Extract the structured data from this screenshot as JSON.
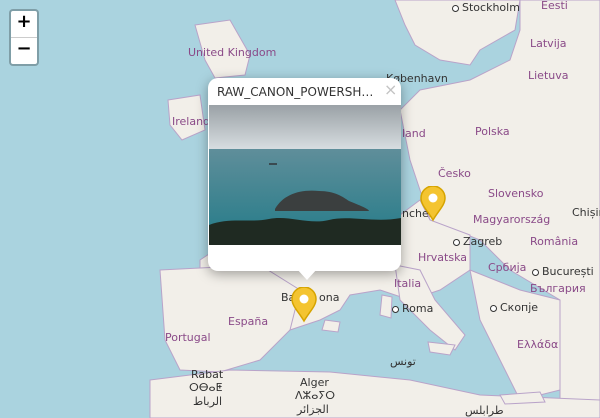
{
  "map": {
    "zoom_in_label": "+",
    "zoom_out_label": "−",
    "labels": [
      {
        "key": "stockholm",
        "text": "Stockholm",
        "kind": "city"
      },
      {
        "key": "eesti",
        "text": "Eesti",
        "kind": "country"
      },
      {
        "key": "latvija",
        "text": "Latvija",
        "kind": "country"
      },
      {
        "key": "lietuva",
        "text": "Lietuva",
        "kind": "country"
      },
      {
        "key": "united_kingdom",
        "text": "United Kingdom",
        "kind": "country"
      },
      {
        "key": "ireland",
        "text": "Ireland",
        "kind": "country"
      },
      {
        "key": "kobenhavn",
        "text": "København",
        "kind": "city"
      },
      {
        "key": "land",
        "text": "land",
        "kind": "country"
      },
      {
        "key": "polska",
        "text": "Polska",
        "kind": "country"
      },
      {
        "key": "cesko",
        "text": "Česko",
        "kind": "country"
      },
      {
        "key": "slovensko",
        "text": "Slovensko",
        "kind": "country"
      },
      {
        "key": "nchen",
        "text": "nchen",
        "kind": "city"
      },
      {
        "key": "magyarorszag",
        "text": "Magyarország",
        "kind": "country"
      },
      {
        "key": "chisinau",
        "text": "Chișin",
        "kind": "city"
      },
      {
        "key": "zagreb",
        "text": "Zagreb",
        "kind": "city"
      },
      {
        "key": "hrvatska",
        "text": "Hrvatska",
        "kind": "country"
      },
      {
        "key": "romania",
        "text": "România",
        "kind": "country"
      },
      {
        "key": "srbija",
        "text": "Србија",
        "kind": "country"
      },
      {
        "key": "bucuresti",
        "text": "București",
        "kind": "city"
      },
      {
        "key": "bulgaria",
        "text": "България",
        "kind": "country"
      },
      {
        "key": "italia",
        "text": "Italia",
        "kind": "country"
      },
      {
        "key": "espana",
        "text": "España",
        "kind": "country"
      },
      {
        "key": "portugal",
        "text": "Portugal",
        "kind": "country"
      },
      {
        "key": "roma",
        "text": "Roma",
        "kind": "city"
      },
      {
        "key": "skopje",
        "text": "Скопје",
        "kind": "city"
      },
      {
        "key": "ellada",
        "text": "Ελλάδα",
        "kind": "country"
      },
      {
        "key": "ba",
        "text": "Ba",
        "kind": "city"
      },
      {
        "key": "ona",
        "text": "ona",
        "kind": "city"
      },
      {
        "key": "tunis",
        "text": "تونس",
        "kind": "city"
      },
      {
        "key": "rabat",
        "text": "Rabat",
        "kind": "city"
      },
      {
        "key": "rabat_tif",
        "text": "ⵔⴱⴰⵟ",
        "kind": "city"
      },
      {
        "key": "rabat_ar",
        "text": "الرباط",
        "kind": "city"
      },
      {
        "key": "alger",
        "text": "Alger",
        "kind": "city"
      },
      {
        "key": "alger_tif",
        "text": "ⴷⵣⴰⵢⵔ",
        "kind": "city"
      },
      {
        "key": "alger_ar",
        "text": "الجزائر",
        "kind": "city"
      },
      {
        "key": "tarabulus",
        "text": "طرابلس",
        "kind": "city"
      }
    ]
  },
  "popup": {
    "title": "RAW_CANON_POWERSHO…",
    "close_label": "×"
  },
  "colors": {
    "water": "#aad3df",
    "land": "#f2efe9",
    "border": "#b9a3c9",
    "marker": "#f4c430",
    "marker_stroke": "#d6a400"
  }
}
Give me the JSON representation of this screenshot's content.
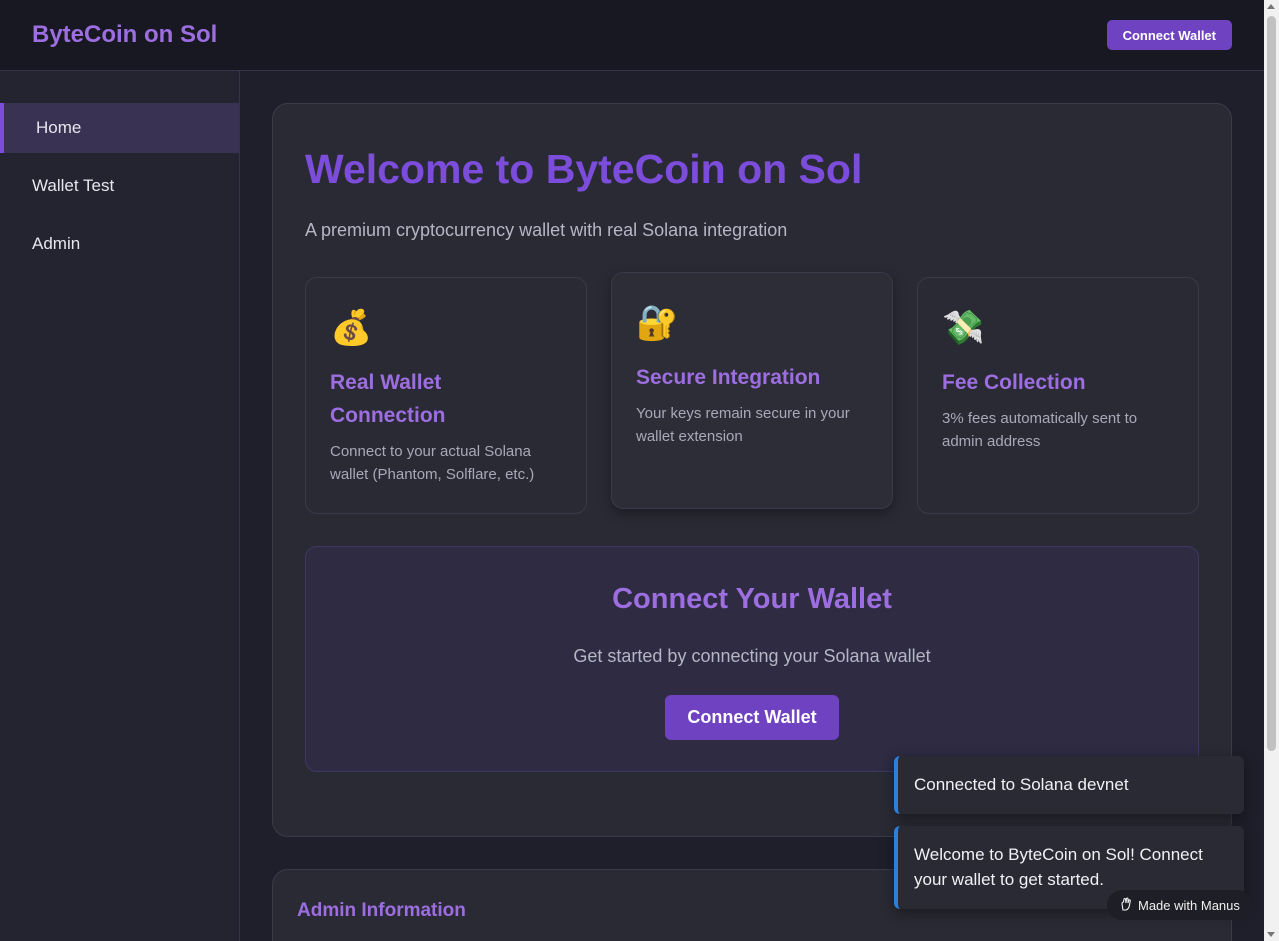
{
  "header": {
    "logo": "ByteCoin on Sol",
    "connect_button": "Connect Wallet"
  },
  "sidebar": {
    "items": [
      {
        "label": "Home",
        "active": true
      },
      {
        "label": "Wallet Test",
        "active": false
      },
      {
        "label": "Admin",
        "active": false
      }
    ]
  },
  "hero": {
    "title": "Welcome to ByteCoin on Sol",
    "subtitle": "A premium cryptocurrency wallet with real Solana integration"
  },
  "features": [
    {
      "icon": "💰",
      "icon_name": "money-bag-icon",
      "title": "Real Wallet Connection",
      "desc": "Connect to your actual Solana wallet (Phantom, Solflare, etc.)"
    },
    {
      "icon": "🔐",
      "icon_name": "lock-key-icon",
      "title": "Secure Integration",
      "desc": "Your keys remain secure in your wallet extension"
    },
    {
      "icon": "💸",
      "icon_name": "money-wings-icon",
      "title": "Fee Collection",
      "desc": "3% fees automatically sent to admin address"
    }
  ],
  "cta": {
    "title": "Connect Your Wallet",
    "subtitle": "Get started by connecting your Solana wallet",
    "button": "Connect Wallet"
  },
  "admin": {
    "title": "Admin Information"
  },
  "toasts": [
    "Connected to Solana devnet",
    "Welcome to ByteCoin on Sol! Connect your wallet to get started."
  ],
  "badge": {
    "label": "Made with Manus"
  },
  "colors": {
    "accent": "#7c4ddb",
    "button": "#6f42c1",
    "toast_border": "#2f7fd8"
  }
}
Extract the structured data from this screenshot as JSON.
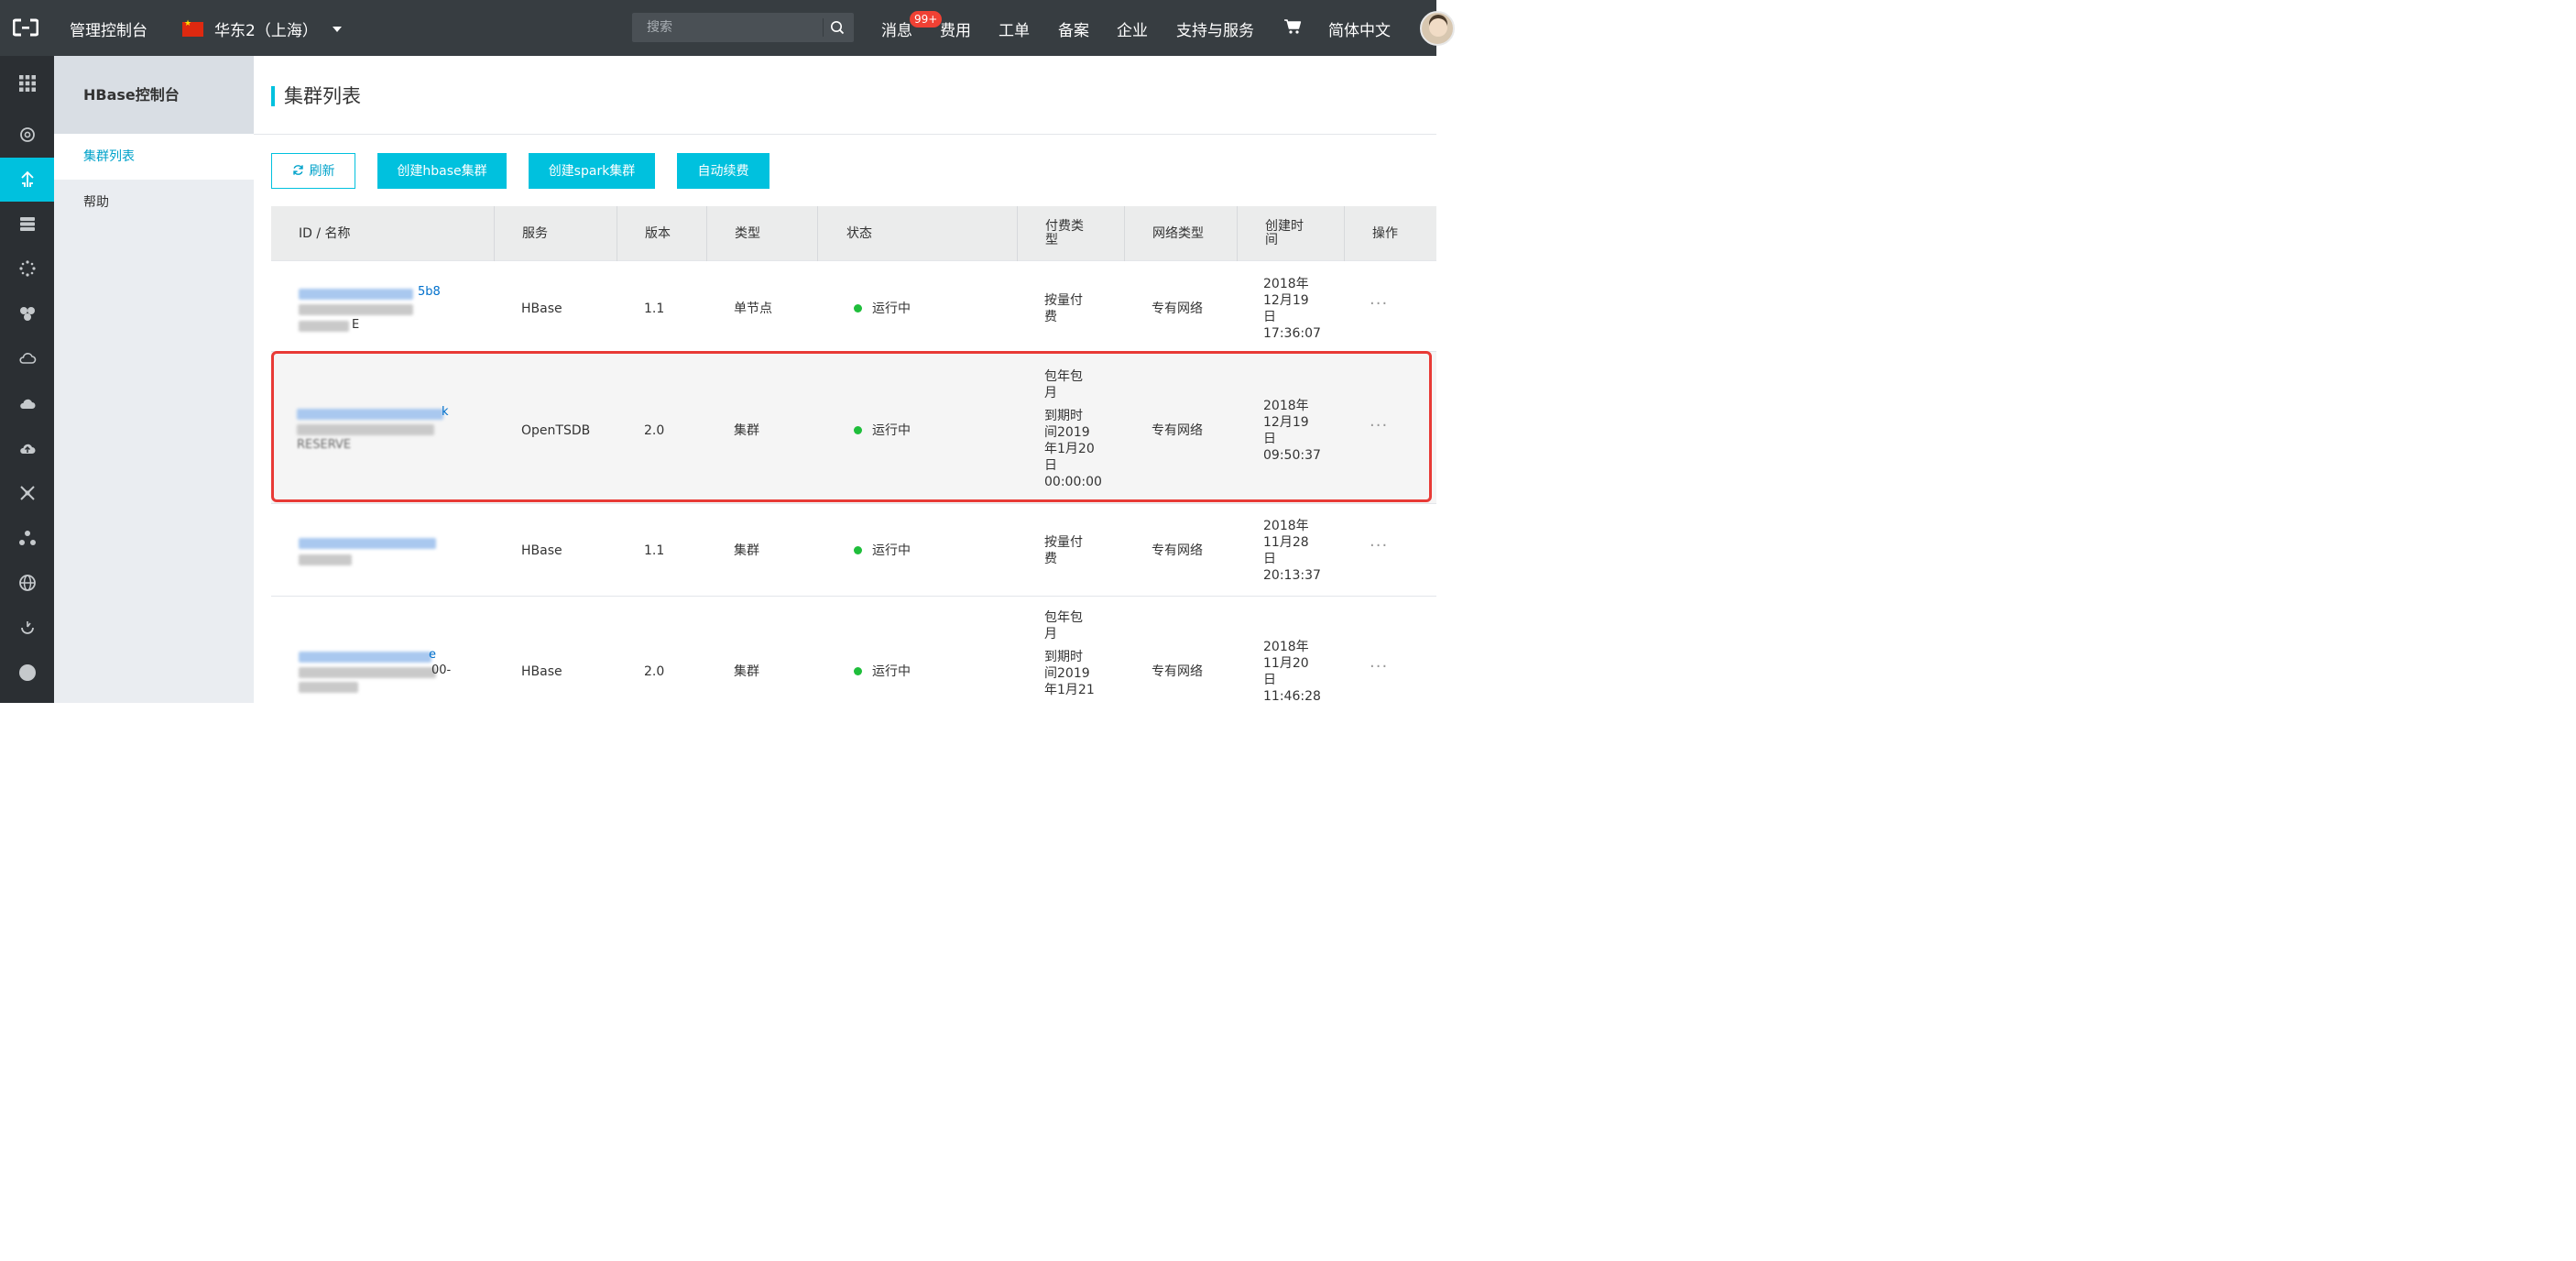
{
  "topbar": {
    "title": "管理控制台",
    "region": "华东2（上海）",
    "search_placeholder": "搜索",
    "messages": "消息",
    "messages_badge": "99+",
    "billing": "费用",
    "tickets": "工单",
    "icp": "备案",
    "enterprise": "企业",
    "support": "支持与服务",
    "language": "简体中文"
  },
  "sidebar": {
    "title": "HBase控制台",
    "items": [
      {
        "label": "集群列表",
        "active": true
      },
      {
        "label": "帮助",
        "active": false
      }
    ]
  },
  "page": {
    "title": "集群列表"
  },
  "toolbar": {
    "refresh": "刷新",
    "create_hbase": "创建hbase集群",
    "create_spark": "创建spark集群",
    "auto_renew": "自动续费"
  },
  "table": {
    "headers": [
      "ID / 名称",
      "服务",
      "版本",
      "类型",
      "状态",
      "付费类型",
      "网络类型",
      "创建时间",
      "操作"
    ],
    "rows": [
      {
        "id_visible_tail": "5b8",
        "name_visible_tail": "E",
        "service": "HBase",
        "version": "1.1",
        "type": "单节点",
        "status": "运行中",
        "billing": "按量付费",
        "billing_lines": [
          "按量付",
          "费"
        ],
        "network": "专有网络",
        "created_lines": [
          "2018年",
          "12月19",
          "日",
          "17:36:07"
        ],
        "more": "···"
      },
      {
        "id_visible_tail": "k",
        "name_visible_tail": "RESERVE",
        "service": "OpenTSDB",
        "version": "2.0",
        "type": "集群",
        "status": "运行中",
        "billing_lines": [
          "包年包",
          "月"
        ],
        "expiry_lines": [
          "到期时",
          "间2019",
          "年1月20",
          "日",
          "00:00:00"
        ],
        "network": "专有网络",
        "created_lines": [
          "2018年",
          "12月19",
          "日",
          "09:50:37"
        ],
        "more": "···"
      },
      {
        "service": "HBase",
        "version": "1.1",
        "type": "集群",
        "status": "运行中",
        "billing_lines": [
          "按量付",
          "费"
        ],
        "network": "专有网络",
        "created_lines": [
          "2018年",
          "11月28",
          "日",
          "20:13:37"
        ],
        "more": "···"
      },
      {
        "id_visible_tail": "e",
        "name_visible_tail": "00-",
        "service": "HBase",
        "version": "2.0",
        "type": "集群",
        "status": "运行中",
        "billing_lines": [
          "包年包",
          "月"
        ],
        "expiry_lines": [
          "到期时",
          "间2019",
          "年1月21"
        ],
        "network": "专有网络",
        "created_lines": [
          "2018年",
          "11月20",
          "日",
          "11:46:28"
        ],
        "more": "···"
      }
    ]
  },
  "colors": {
    "topbar_bg": "#373d41",
    "rail_bg": "#2b2f33",
    "accent": "#00c1de",
    "link": "#00a2ca",
    "status_running": "#1fbe3b",
    "highlight_border": "#e83a36"
  }
}
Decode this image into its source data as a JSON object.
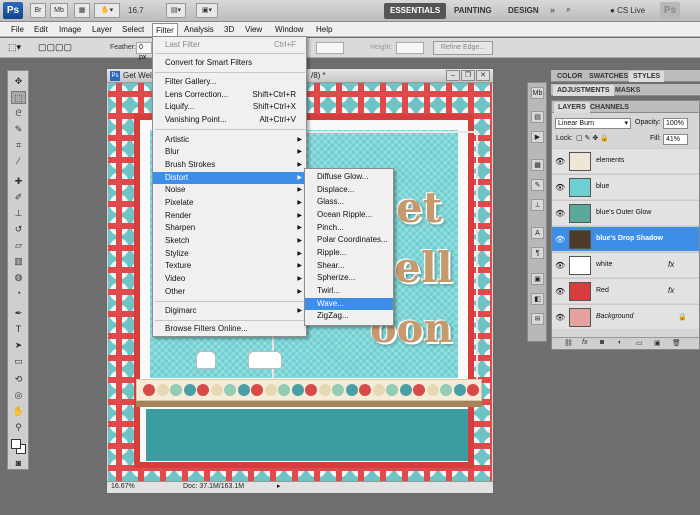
{
  "appbar": {
    "logo": "Ps",
    "br": "Br",
    "mb": "Mb",
    "zoom": "16.7",
    "workspaces": [
      "ESSENTIALS",
      "PAINTING",
      "DESIGN"
    ],
    "cslive": "CS Live"
  },
  "menubar": [
    "File",
    "Edit",
    "Image",
    "Layer",
    "Select",
    "Filter",
    "Analysis",
    "3D",
    "View",
    "Window",
    "Help"
  ],
  "options": {
    "feather_label": "Feather:",
    "feather_value": "0 px",
    "height_label": "Height:",
    "refine": "Refine Edge..."
  },
  "document": {
    "title": "Get Wel",
    "title_tail": "/8) *",
    "words": [
      "et",
      "ell",
      "oon"
    ],
    "zoom": "16.67%",
    "status": "Doc: 37.1M/163.1M",
    "dot_colors": [
      "#d64a4a",
      "#e7d8b4",
      "#93cbb4",
      "#4a9fa6",
      "#d64a4a",
      "#e7d8b4",
      "#93cbb4",
      "#4a9fa6",
      "#d64a4a",
      "#e7d8b4",
      "#93cbb4",
      "#4a9fa6",
      "#d64a4a",
      "#e7d8b4",
      "#93cbb4",
      "#4a9fa6",
      "#d64a4a",
      "#e7d8b4",
      "#93cbb4",
      "#4a9fa6",
      "#d64a4a",
      "#e7d8b4",
      "#93cbb4",
      "#4a9fa6",
      "#d64a4a"
    ]
  },
  "filter_menu": {
    "last_filter": "Last Filter",
    "last_filter_sc": "Ctrl+F",
    "smart": "Convert for Smart Filters",
    "gallery": "Filter Gallery...",
    "lens": "Lens Correction...",
    "lens_sc": "Shift+Ctrl+R",
    "liquify": "Liquify...",
    "liquify_sc": "Shift+Ctrl+X",
    "vanishing": "Vanishing Point...",
    "vanishing_sc": "Alt+Ctrl+V",
    "submenus": [
      "Artistic",
      "Blur",
      "Brush Strokes",
      "Distort",
      "Noise",
      "Pixelate",
      "Render",
      "Sharpen",
      "Sketch",
      "Stylize",
      "Texture",
      "Video",
      "Other"
    ],
    "digimarc": "Digimarc",
    "browse": "Browse Filters Online..."
  },
  "distort_menu": [
    "Diffuse Glow...",
    "Displace...",
    "Glass...",
    "Ocean Ripple...",
    "Pinch...",
    "Polar Coordinates...",
    "Ripple...",
    "Shear...",
    "Spherize...",
    "Twirl...",
    "Wave...",
    "ZigZag..."
  ],
  "panels": {
    "top_tabs": [
      "COLOR",
      "SWATCHES",
      "STYLES"
    ],
    "mid_tabs": [
      "ADJUSTMENTS",
      "MASKS"
    ],
    "layer_tabs": [
      "LAYERS",
      "CHANNELS"
    ],
    "blend_mode": "Linear Burn",
    "opacity_label": "Opacity:",
    "opacity": "100%",
    "lock_label": "Lock:",
    "fill_label": "Fill:",
    "fill": "41%",
    "layers": [
      {
        "name": "elements",
        "fx": ""
      },
      {
        "name": "blue",
        "fx": ""
      },
      {
        "name": "blue's Outer Glow",
        "fx": ""
      },
      {
        "name": "blue's Drop Shadow",
        "fx": ""
      },
      {
        "name": "white",
        "fx": "fx"
      },
      {
        "name": "Red",
        "fx": "fx"
      },
      {
        "name": "Background",
        "fx": ""
      }
    ],
    "footer": "fx"
  }
}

# EXERCISE OBJECTIVE
Track down all lines above with the string "JSON" and copy them.

# TASK ANSWER
Extract the structured data from this screenshot as JSON.
Give me the JSON representation of this screenshot's content.
Extract the structured data from this screenshot as JSON.
Decode this image into its source data as a JSON object.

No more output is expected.